Records about charts and figures
** START **
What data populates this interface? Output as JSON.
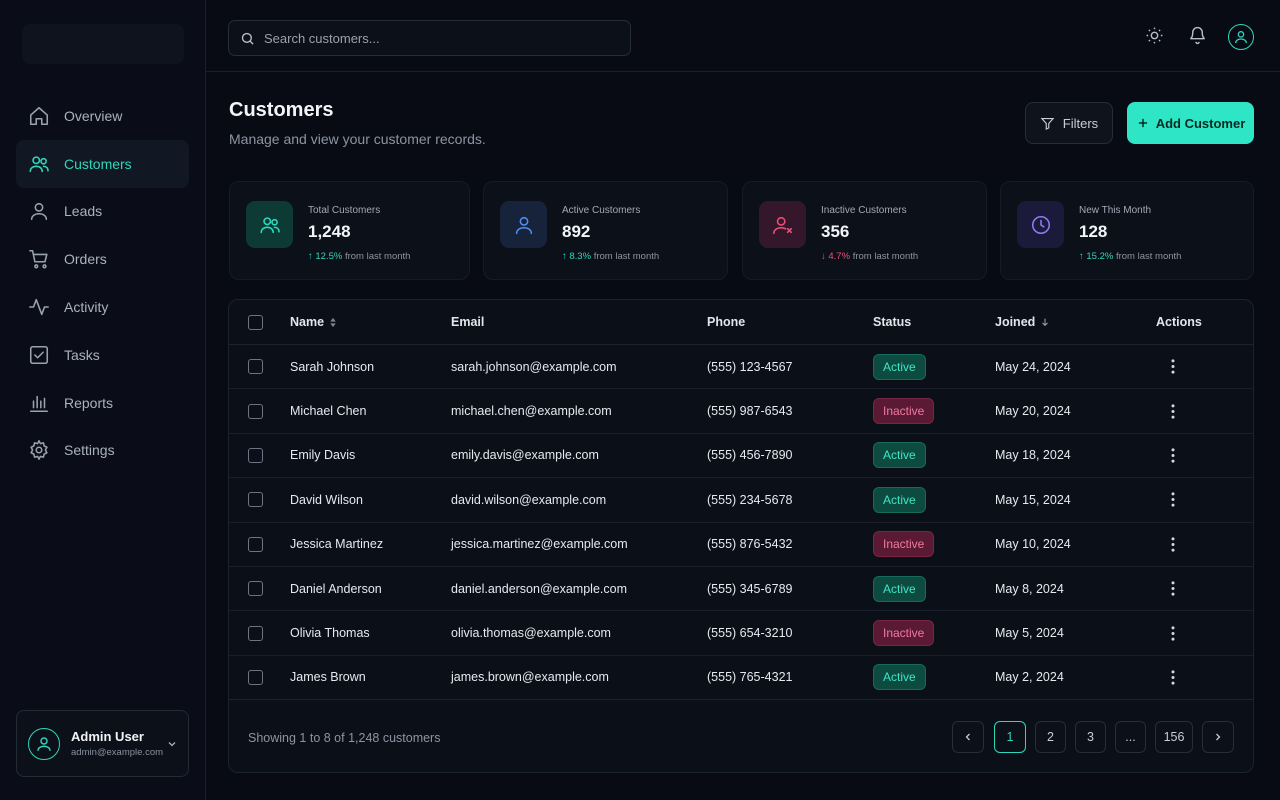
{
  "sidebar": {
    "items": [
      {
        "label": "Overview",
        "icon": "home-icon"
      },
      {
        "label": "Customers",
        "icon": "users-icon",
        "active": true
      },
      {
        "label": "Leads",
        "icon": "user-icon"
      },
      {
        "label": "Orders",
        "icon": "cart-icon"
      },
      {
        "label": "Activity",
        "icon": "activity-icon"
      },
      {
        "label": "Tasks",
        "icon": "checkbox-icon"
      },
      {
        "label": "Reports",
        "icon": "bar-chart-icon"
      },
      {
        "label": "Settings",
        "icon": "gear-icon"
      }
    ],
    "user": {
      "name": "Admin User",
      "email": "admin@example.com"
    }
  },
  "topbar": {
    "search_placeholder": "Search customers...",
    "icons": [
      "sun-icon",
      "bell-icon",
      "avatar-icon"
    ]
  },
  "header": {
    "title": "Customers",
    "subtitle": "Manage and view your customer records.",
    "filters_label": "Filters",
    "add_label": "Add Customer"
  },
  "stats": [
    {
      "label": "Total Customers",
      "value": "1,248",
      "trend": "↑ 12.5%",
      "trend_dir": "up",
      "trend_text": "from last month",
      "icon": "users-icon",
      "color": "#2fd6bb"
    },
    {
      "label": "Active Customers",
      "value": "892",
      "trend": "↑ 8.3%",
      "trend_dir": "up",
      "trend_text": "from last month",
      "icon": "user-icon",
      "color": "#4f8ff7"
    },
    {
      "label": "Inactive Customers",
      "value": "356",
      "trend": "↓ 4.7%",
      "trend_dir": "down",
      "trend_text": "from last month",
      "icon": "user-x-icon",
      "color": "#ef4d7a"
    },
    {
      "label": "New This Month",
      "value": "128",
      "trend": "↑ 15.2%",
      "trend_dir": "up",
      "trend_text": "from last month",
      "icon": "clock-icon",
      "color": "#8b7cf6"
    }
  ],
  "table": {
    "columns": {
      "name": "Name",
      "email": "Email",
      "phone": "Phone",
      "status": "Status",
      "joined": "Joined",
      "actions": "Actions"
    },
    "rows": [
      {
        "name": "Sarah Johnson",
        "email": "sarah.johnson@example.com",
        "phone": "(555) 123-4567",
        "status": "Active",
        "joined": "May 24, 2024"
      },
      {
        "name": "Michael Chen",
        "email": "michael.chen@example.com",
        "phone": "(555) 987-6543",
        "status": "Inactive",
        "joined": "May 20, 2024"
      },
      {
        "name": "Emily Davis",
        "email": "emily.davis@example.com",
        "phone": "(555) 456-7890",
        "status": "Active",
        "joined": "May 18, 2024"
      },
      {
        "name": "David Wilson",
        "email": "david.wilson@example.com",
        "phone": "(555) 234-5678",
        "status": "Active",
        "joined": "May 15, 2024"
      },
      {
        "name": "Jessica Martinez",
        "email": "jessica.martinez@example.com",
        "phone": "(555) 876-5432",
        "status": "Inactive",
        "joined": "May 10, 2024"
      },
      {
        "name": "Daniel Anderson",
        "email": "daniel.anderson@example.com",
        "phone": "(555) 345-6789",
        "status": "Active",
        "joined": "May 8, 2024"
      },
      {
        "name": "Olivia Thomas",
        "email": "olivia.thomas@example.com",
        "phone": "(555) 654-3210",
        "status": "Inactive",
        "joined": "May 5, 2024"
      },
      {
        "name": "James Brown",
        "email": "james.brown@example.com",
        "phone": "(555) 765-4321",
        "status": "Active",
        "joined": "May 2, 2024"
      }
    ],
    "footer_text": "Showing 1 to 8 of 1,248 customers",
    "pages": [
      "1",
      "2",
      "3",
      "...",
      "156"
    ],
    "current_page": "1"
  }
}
** END **
** START **
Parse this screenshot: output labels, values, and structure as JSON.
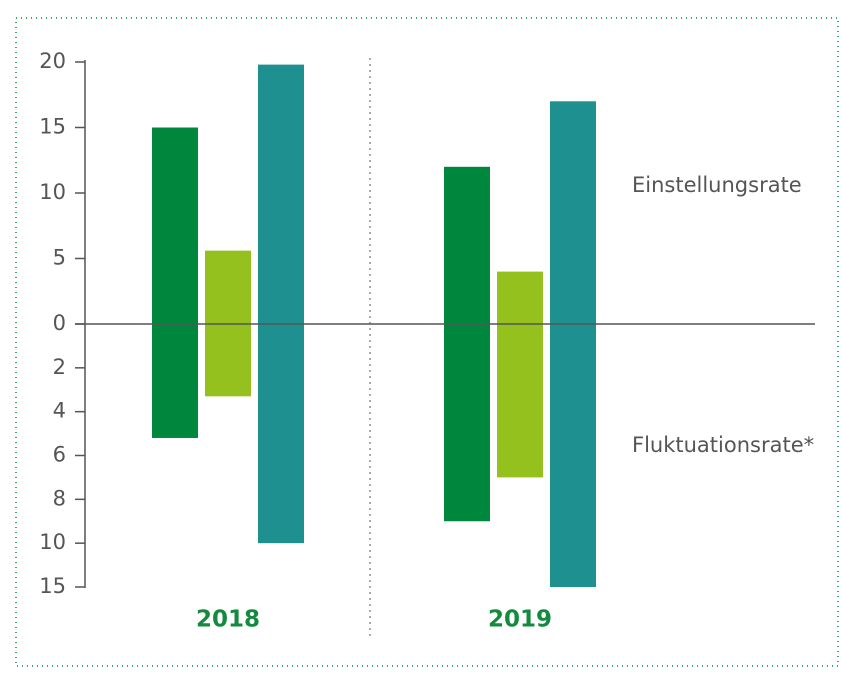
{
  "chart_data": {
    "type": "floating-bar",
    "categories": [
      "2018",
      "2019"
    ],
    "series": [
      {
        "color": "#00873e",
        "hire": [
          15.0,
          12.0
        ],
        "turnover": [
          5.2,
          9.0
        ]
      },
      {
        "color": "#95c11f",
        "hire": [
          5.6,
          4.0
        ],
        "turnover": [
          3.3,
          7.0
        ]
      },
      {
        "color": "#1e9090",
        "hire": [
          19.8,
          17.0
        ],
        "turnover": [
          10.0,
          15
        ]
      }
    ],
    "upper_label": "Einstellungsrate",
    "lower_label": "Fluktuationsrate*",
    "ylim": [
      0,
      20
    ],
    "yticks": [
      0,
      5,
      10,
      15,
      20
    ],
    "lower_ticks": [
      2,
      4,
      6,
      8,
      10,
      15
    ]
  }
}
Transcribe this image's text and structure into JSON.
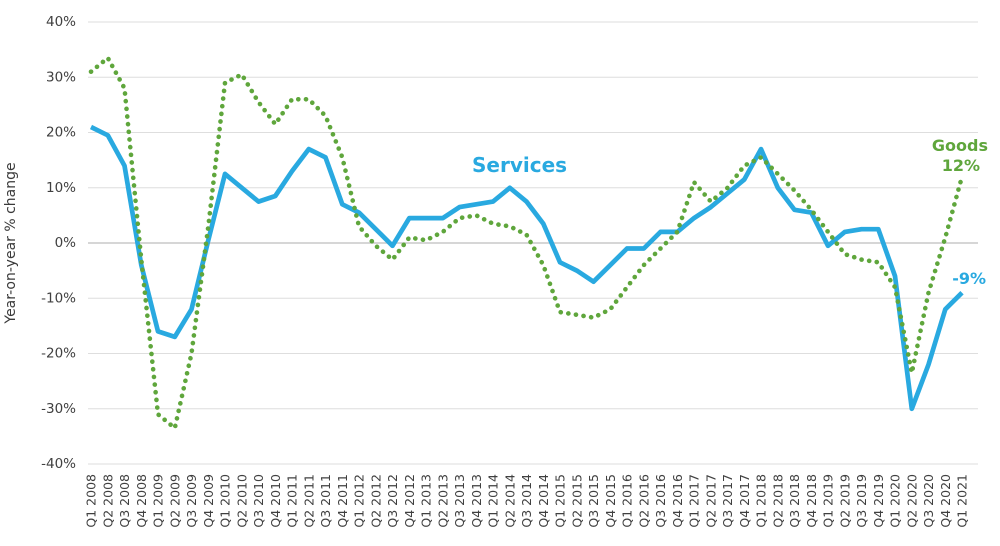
** END **
** START **
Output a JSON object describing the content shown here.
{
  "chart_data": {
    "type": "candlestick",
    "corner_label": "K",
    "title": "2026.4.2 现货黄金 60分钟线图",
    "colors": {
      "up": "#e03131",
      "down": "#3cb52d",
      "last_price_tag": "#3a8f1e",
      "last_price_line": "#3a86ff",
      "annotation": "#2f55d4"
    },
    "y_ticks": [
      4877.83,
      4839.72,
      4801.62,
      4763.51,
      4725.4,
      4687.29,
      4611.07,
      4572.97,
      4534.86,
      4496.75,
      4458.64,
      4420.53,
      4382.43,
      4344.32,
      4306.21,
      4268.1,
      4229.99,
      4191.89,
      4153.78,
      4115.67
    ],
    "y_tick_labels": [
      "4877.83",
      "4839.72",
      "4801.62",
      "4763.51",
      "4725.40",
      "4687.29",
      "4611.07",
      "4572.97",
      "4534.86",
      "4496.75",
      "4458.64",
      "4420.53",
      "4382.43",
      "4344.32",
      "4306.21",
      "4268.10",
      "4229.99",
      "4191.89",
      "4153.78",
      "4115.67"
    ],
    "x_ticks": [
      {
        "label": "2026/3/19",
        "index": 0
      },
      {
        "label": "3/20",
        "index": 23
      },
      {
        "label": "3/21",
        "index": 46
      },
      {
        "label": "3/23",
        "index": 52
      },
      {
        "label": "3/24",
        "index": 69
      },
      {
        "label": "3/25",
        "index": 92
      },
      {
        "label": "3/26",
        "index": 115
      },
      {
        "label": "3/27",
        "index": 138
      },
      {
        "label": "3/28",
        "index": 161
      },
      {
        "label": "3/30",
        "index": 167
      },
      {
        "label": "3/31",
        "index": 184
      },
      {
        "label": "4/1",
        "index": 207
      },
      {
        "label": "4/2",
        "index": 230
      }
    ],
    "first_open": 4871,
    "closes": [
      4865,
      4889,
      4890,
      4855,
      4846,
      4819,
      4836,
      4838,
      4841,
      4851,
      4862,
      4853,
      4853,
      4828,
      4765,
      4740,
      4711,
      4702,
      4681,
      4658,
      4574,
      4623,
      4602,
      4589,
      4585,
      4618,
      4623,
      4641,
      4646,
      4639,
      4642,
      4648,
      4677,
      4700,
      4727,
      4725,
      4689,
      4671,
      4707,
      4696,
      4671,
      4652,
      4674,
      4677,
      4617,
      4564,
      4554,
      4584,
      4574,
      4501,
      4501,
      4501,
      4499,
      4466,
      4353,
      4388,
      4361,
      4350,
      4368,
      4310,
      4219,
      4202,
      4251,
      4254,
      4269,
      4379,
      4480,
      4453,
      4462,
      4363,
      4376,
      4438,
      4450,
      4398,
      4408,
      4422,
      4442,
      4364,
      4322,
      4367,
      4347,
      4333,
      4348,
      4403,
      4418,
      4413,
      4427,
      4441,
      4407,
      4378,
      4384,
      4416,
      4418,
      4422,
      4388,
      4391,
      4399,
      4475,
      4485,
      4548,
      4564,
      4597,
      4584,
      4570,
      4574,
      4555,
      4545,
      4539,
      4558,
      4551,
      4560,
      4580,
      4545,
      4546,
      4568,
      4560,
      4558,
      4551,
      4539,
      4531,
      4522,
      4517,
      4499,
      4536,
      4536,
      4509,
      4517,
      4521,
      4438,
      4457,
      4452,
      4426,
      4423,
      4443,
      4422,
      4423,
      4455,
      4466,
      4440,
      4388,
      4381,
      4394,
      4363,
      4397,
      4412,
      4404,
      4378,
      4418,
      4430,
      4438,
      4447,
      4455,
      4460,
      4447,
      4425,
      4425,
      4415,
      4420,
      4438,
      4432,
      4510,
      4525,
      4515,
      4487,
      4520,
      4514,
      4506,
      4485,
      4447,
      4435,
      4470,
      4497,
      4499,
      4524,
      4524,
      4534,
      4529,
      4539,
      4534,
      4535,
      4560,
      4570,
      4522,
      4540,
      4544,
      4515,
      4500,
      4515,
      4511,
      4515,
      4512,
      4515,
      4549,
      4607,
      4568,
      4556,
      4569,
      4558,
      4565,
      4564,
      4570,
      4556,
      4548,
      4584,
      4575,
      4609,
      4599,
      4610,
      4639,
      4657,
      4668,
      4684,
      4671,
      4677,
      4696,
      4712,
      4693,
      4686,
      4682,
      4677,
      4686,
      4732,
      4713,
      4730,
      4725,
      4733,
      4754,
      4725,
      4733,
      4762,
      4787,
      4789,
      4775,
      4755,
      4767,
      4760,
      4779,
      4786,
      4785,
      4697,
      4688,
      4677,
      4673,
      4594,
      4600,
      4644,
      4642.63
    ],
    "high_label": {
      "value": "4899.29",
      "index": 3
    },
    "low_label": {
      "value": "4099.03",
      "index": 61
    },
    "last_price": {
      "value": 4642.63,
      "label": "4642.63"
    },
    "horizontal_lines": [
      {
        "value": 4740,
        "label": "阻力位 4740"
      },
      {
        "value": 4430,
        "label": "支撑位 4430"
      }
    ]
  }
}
** END **
Challenge: From the records above, give again only the part that opens with the line containing "Parse this screenshot: output" and closes with the line containing "Transcribe this image's". Keep both ends but drop the pictures.

Final answer:
Parse this screenshot: output labels, values, and structure as JSON.
{
  "chart_data": {
    "type": "floating-bar",
    "categories": [
      "2018",
      "2019"
    ],
    "series": [
      {
        "color": "#00873e",
        "hire": [
          15.0,
          12.0
        ],
        "turnover": [
          5.2,
          9.0
        ]
      },
      {
        "color": "#95c11f",
        "hire": [
          5.6,
          4.0
        ],
        "turnover": [
          3.3,
          7.0
        ]
      },
      {
        "color": "#1e9090",
        "hire": [
          19.8,
          17.0
        ],
        "turnover": [
          10.0,
          15
        ]
      }
    ],
    "upper_label": "Einstellungsrate",
    "lower_label": "Fluktuationsrate*",
    "ylim": [
      0,
      20
    ],
    "yticks": [
      0,
      5,
      10,
      15,
      20
    ],
    "lower_ticks": [
      2,
      4,
      6,
      8,
      10,
      15
    ]
  }
}
Transcribe this image's text and structure into JSON.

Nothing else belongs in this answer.